— BEGIN EXCERPTED DATA —

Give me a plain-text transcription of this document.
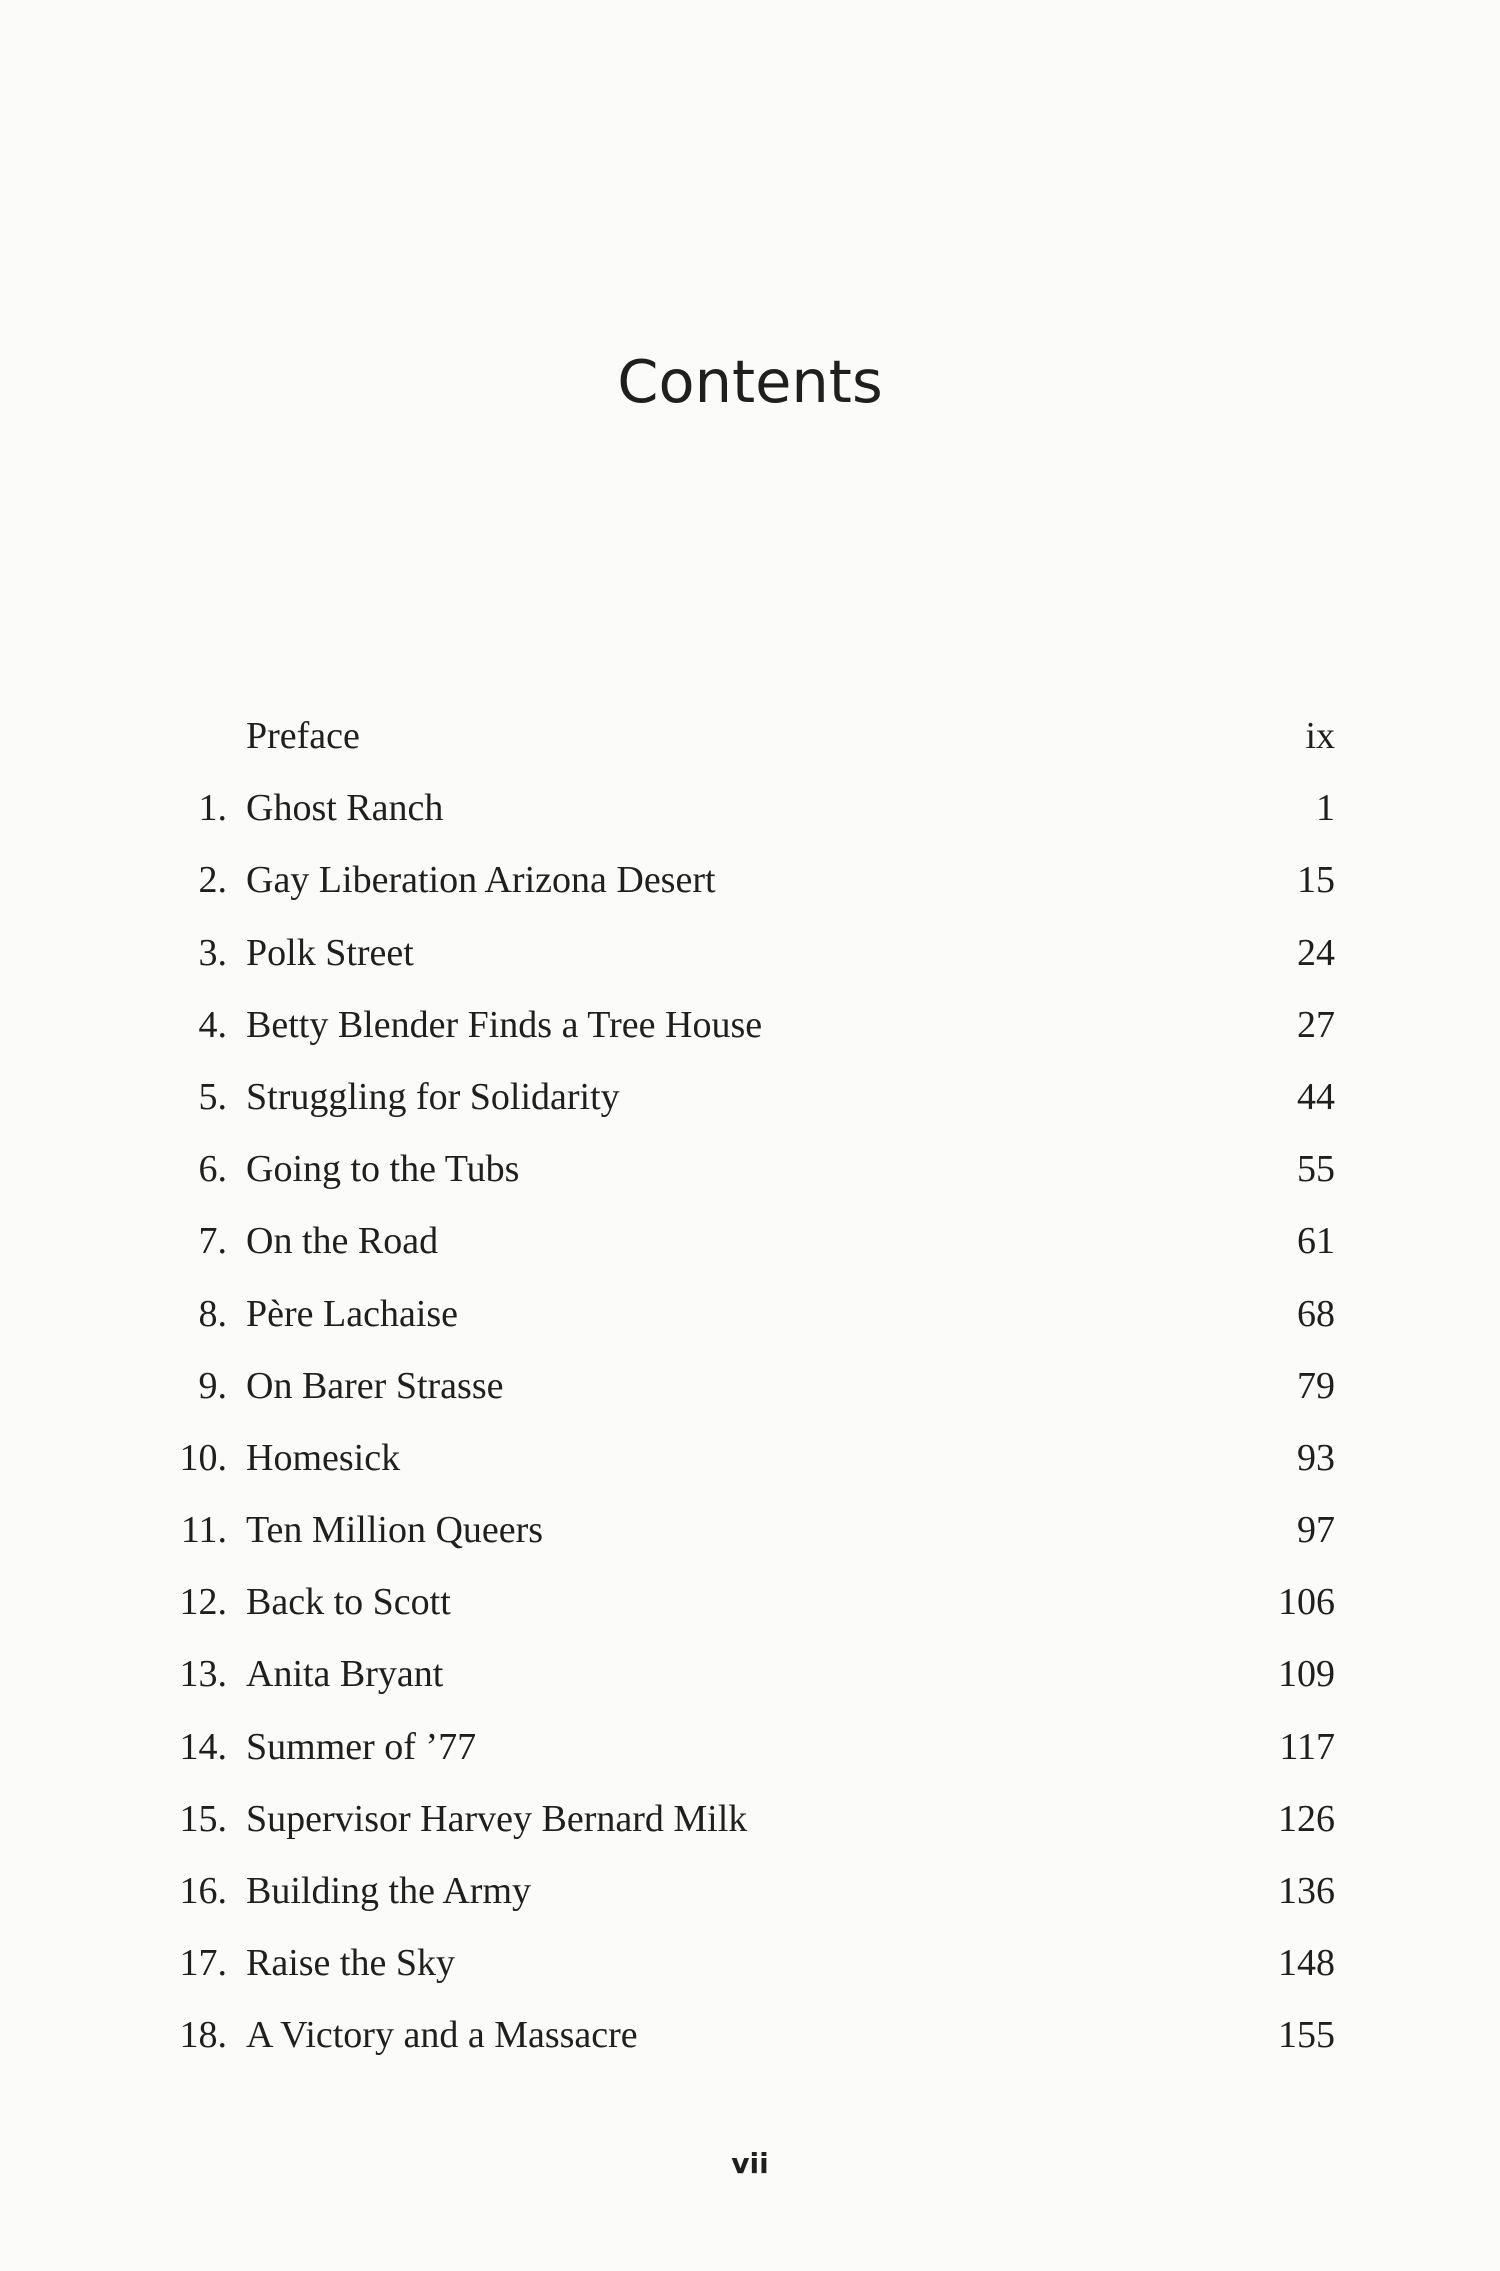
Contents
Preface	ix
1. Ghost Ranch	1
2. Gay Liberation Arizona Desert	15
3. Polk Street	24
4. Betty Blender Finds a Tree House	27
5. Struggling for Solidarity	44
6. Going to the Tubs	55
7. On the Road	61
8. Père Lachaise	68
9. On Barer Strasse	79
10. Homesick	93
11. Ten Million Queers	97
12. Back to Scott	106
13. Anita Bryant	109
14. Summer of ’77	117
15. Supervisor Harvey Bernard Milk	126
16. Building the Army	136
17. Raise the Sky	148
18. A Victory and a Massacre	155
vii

— END EXCERPTED DATA —

• _REQUIRED TASK_
Transcribe the preceding listing in its entirety and with exact wording, leaving out pictures.

• _WRITTEN RESPONSE_
Give me a plain-text transcription of this document.
Contents
Preface	ix
1. Ghost Ranch	1
2. Gay Liberation Arizona Desert	15
3. Polk Street	24
4. Betty Blender Finds a Tree House	27
5. Struggling for Solidarity	44
6. Going to the Tubs	55
7. On the Road	61
8. Père Lachaise	68
9. On Barer Strasse	79
10. Homesick	93
11. Ten Million Queers	97
12. Back to Scott	106
13. Anita Bryant	109
14. Summer of ’77	117
15. Supervisor Harvey Bernard Milk	126
16. Building the Army	136
17. Raise the Sky	148
18. A Victory and a Massacre	155
vii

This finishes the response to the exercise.